Given exercise:
Each line that follows should be printed again exactly as it stands.

>> Start Record list

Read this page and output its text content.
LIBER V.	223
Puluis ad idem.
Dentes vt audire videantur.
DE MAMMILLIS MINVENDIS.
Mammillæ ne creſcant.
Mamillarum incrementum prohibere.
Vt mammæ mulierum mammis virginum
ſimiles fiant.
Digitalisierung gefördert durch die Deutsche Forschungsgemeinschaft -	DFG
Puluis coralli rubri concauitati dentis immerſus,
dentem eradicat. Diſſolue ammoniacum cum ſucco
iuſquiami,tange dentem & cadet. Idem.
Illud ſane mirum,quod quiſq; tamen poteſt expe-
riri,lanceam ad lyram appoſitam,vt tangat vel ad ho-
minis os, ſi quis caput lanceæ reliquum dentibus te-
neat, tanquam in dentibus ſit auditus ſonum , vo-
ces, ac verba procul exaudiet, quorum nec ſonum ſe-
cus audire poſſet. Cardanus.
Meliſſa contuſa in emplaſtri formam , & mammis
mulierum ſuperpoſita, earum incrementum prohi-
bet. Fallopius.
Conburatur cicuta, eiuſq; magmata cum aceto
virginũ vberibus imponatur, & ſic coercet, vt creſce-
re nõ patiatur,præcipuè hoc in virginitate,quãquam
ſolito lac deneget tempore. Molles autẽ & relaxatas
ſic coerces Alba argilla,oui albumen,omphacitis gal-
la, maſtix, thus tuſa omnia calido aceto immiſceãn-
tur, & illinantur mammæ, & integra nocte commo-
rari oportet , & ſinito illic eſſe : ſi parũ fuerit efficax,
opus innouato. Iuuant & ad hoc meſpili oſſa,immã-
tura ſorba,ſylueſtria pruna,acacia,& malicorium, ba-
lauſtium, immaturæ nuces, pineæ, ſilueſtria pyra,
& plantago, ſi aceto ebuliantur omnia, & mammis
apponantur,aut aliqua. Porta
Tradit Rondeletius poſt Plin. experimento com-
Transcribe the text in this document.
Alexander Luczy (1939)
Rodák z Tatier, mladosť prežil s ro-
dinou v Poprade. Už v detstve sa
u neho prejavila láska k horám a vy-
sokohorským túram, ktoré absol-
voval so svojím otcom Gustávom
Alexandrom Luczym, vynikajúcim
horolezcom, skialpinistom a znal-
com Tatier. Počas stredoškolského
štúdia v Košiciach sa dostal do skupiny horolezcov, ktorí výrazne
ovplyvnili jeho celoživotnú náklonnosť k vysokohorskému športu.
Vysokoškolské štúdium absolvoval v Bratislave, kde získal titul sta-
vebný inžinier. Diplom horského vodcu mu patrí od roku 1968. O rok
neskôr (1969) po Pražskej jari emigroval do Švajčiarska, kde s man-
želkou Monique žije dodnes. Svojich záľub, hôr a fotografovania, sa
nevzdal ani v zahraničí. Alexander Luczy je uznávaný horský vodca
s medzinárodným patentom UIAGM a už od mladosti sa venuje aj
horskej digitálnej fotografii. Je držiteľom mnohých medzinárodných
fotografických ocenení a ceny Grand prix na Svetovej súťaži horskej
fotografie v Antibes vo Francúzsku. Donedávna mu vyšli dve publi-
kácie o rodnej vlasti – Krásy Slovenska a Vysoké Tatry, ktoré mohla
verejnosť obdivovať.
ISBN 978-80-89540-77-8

>> End Record list

Result:
Read this page and output its text content.
LIBER V.	223
Puluis ad idem.
Dentes vt audire videantur.
DE MAMMILLIS MINVENDIS.
Mammillæ ne creſcant.
Mamillarum incrementum prohibere.
Vt mammæ mulierum mammis virginum
ſimiles fiant.
Digitalisierung gefördert durch die Deutsche Forschungsgemeinschaft -	DFG
Puluis coralli rubri concauitati dentis immerſus,
dentem eradicat. Diſſolue ammoniacum cum ſucco
iuſquiami,tange dentem & cadet. Idem.
Illud ſane mirum,quod quiſq; tamen poteſt expe-
riri,lanceam ad lyram appoſitam,vt tangat vel ad ho-
minis os, ſi quis caput lanceæ reliquum dentibus te-
neat, tanquam in dentibus ſit auditus ſonum , vo-
ces, ac verba procul exaudiet, quorum nec ſonum ſe-
cus audire poſſet. Cardanus.
Meliſſa contuſa in emplaſtri formam , & mammis
mulierum ſuperpoſita, earum incrementum prohi-
bet. Fallopius.
Conburatur cicuta, eiuſq; magmata cum aceto
virginũ vberibus imponatur, & ſic coercet, vt creſce-
re nõ patiatur,præcipuè hoc in virginitate,quãquam
ſolito lac deneget tempore. Molles autẽ & relaxatas
ſic coerces Alba argilla,oui albumen,omphacitis gal-
la, maſtix, thus tuſa omnia calido aceto immiſceãn-
tur, & illinantur mammæ, & integra nocte commo-
rari oportet , & ſinito illic eſſe : ſi parũ fuerit efficax,
opus innouato. Iuuant & ad hoc meſpili oſſa,immã-
tura ſorba,ſylueſtria pruna,acacia,& malicorium, ba-
lauſtium, immaturæ nuces, pineæ, ſilueſtria pyra,
& plantago, ſi aceto ebuliantur omnia, & mammis
apponantur,aut aliqua. Porta
Tradit Rondeletius poſt Plin. experimento com-
Transcribe the text in this document.
Alexander Luczy (1939)
Rodák z Tatier, mladosť prežil s ro-
dinou v Poprade. Už v detstve sa
u neho prejavila láska k horám a vy-
sokohorským túram, ktoré absol-
voval so svojím otcom Gustávom
Alexandrom Luczym, vynikajúcim
horolezcom, skialpinistom a znal-
com Tatier. Počas stredoškolského
štúdia v Košiciach sa dostal do skupiny horolezcov, ktorí výrazne
ovplyvnili jeho celoživotnú náklonnosť k vysokohorskému športu.
Vysokoškolské štúdium absolvoval v Bratislave, kde získal titul sta-
vebný inžinier. Diplom horského vodcu mu patrí od roku 1968. O rok
neskôr (1969) po Pražskej jari emigroval do Švajčiarska, kde s man-
želkou Monique žije dodnes. Svojich záľub, hôr a fotografovania, sa
nevzdal ani v zahraničí. Alexander Luczy je uznávaný horský vodca
s medzinárodným patentom UIAGM a už od mladosti sa venuje aj
horskej digitálnej fotografii. Je držiteľom mnohých medzinárodných
fotografických ocenení a ceny Grand prix na Svetovej súťaži horskej
fotografie v Antibes vo Francúzsku. Donedávna mu vyšli dve publi-
kácie o rodnej vlasti – Krásy Slovenska a Vysoké Tatry, ktoré mohla
verejnosť obdivovať.
ISBN 978-80-89540-77-8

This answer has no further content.